Stored data
-=-=-=-=-

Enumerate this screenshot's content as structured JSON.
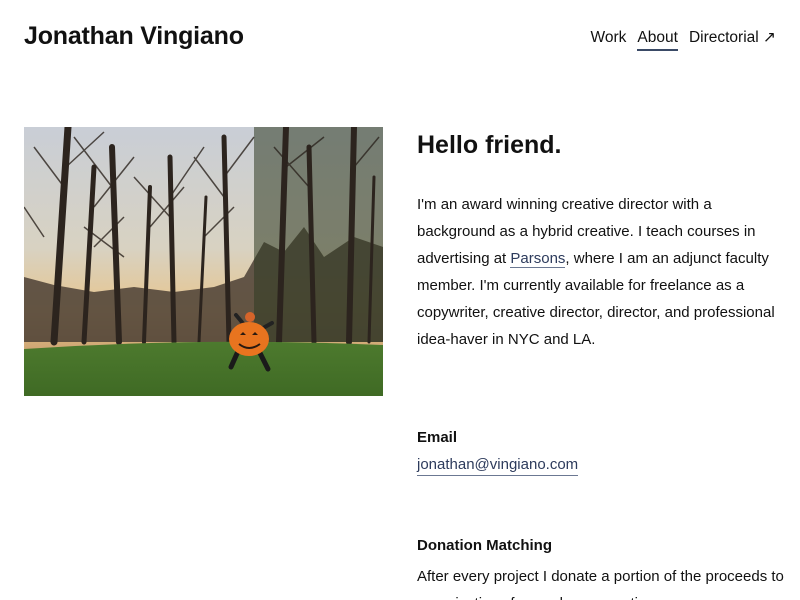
{
  "header": {
    "site_title": "Jonathan Vingiano",
    "nav": [
      {
        "label": "Work",
        "active": false
      },
      {
        "label": "About",
        "active": true
      },
      {
        "label": "Directorial ↗",
        "active": false
      }
    ]
  },
  "main": {
    "greeting": "Hello friend.",
    "bio": {
      "before_link": "I'm an award winning creative director with a background as a hybrid creative. I teach courses in advertising at ",
      "link_text": "Parsons",
      "after_link": ", where I am an adjunct faculty member. I'm currently available for freelance as a copywriter, creative director, director, and professional idea-haver in NYC and LA."
    },
    "email": {
      "heading": "Email",
      "address": "jonathan@vingiano.com"
    },
    "donation": {
      "heading": "Donation Matching",
      "text": "After every project I donate a portion of the proceeds to organizations focused on promoting"
    }
  },
  "colors": {
    "link": "#2d3b5c",
    "active_underline": "#3a4a66",
    "text": "#111111",
    "background": "#ffffff"
  }
}
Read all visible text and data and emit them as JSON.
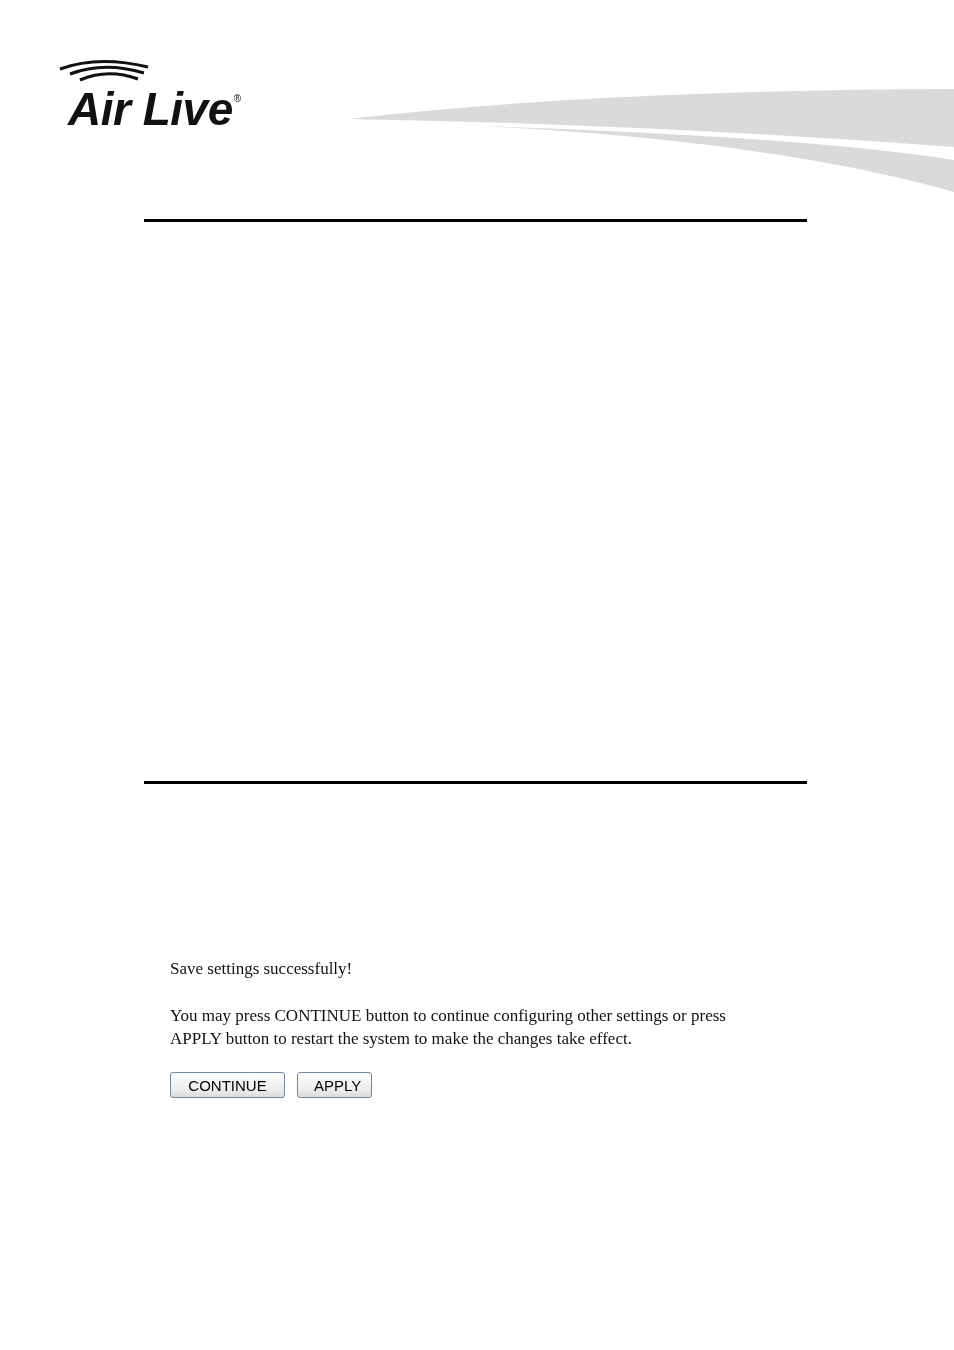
{
  "logo": {
    "text": "Air Live",
    "mark": "®"
  },
  "message": {
    "title": "Save settings successfully!",
    "body": "You may press CONTINUE button to continue configuring other settings or press APPLY button to restart the system to make the changes take effect."
  },
  "buttons": [
    {
      "label": "CONTINUE"
    },
    {
      "label": "APPLY"
    }
  ]
}
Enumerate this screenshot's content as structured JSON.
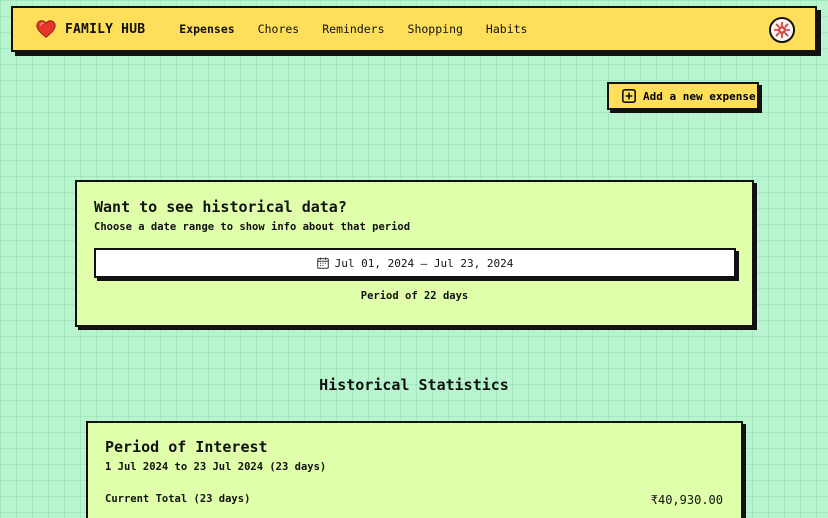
{
  "nav": {
    "brand": "FAMILY HUB",
    "brand_icon": "heart-icon",
    "links": [
      "Expenses",
      "Chores",
      "Reminders",
      "Shopping",
      "Habits"
    ],
    "active_link": "Expenses"
  },
  "actions": {
    "add_expense_label": "Add a new expense",
    "add_expense_icon": "plus-square-icon"
  },
  "history": {
    "title": "Want to see historical data?",
    "subtitle": "Choose a date range to show info about that period",
    "date_range": "Jul 01, 2024 – Jul 23, 2024",
    "date_icon": "calendar-icon",
    "period_text": "Period of 22 days"
  },
  "stats": {
    "heading": "Historical Statistics",
    "period_card": {
      "title": "Period of Interest",
      "range": "1 Jul 2024 to 23 Jul 2024 (23 days)",
      "total_label": "Current Total (23 days)",
      "total_value": "₹40,930.00"
    }
  },
  "colors": {
    "background": "#b8f5cf",
    "navbar": "#ffde5a",
    "card": "#e0ffaa",
    "border": "#111111",
    "heart": "#e8352b"
  }
}
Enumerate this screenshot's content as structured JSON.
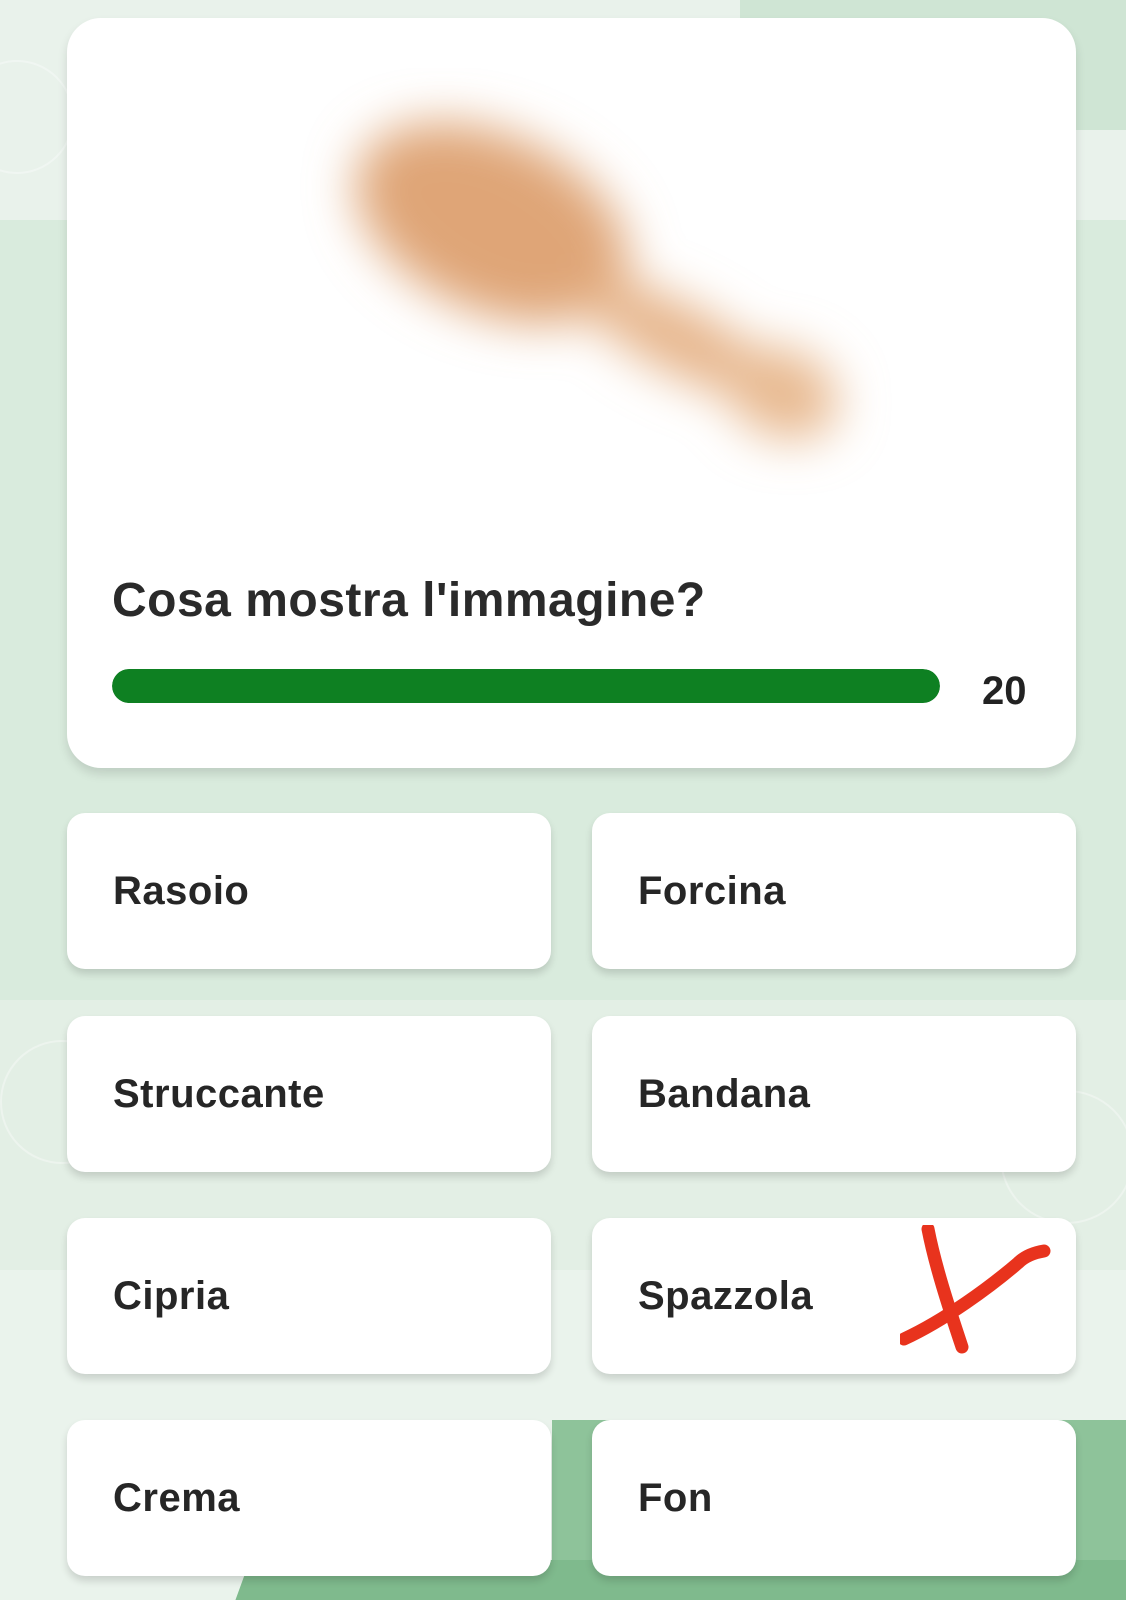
{
  "question": {
    "text": "Cosa mostra l'immagine?",
    "image_icon": "hairbrush-blurred-image"
  },
  "timer": {
    "count": "20",
    "progress_fraction": 1.0,
    "color": "#0e8022"
  },
  "answers": [
    {
      "label": "Rasoio"
    },
    {
      "label": "Forcina"
    },
    {
      "label": "Struccante"
    },
    {
      "label": "Bandana"
    },
    {
      "label": "Cipria"
    },
    {
      "label": "Spazzola"
    },
    {
      "label": "Crema"
    },
    {
      "label": "Fon"
    }
  ],
  "annotation": {
    "icon": "red-x-mark-icon",
    "color": "#e8331d"
  }
}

-=-=-=-=-

### Directions for this task
Go through the data above and find the lines with the word "days". Copy each of those lines.

### The completed task
    "period_text": "Period of 22 days"
      "range": "1 Jul 2024 to 23 Jul 2024 (23 days)",
      "total_label": "Current Total (23 days)",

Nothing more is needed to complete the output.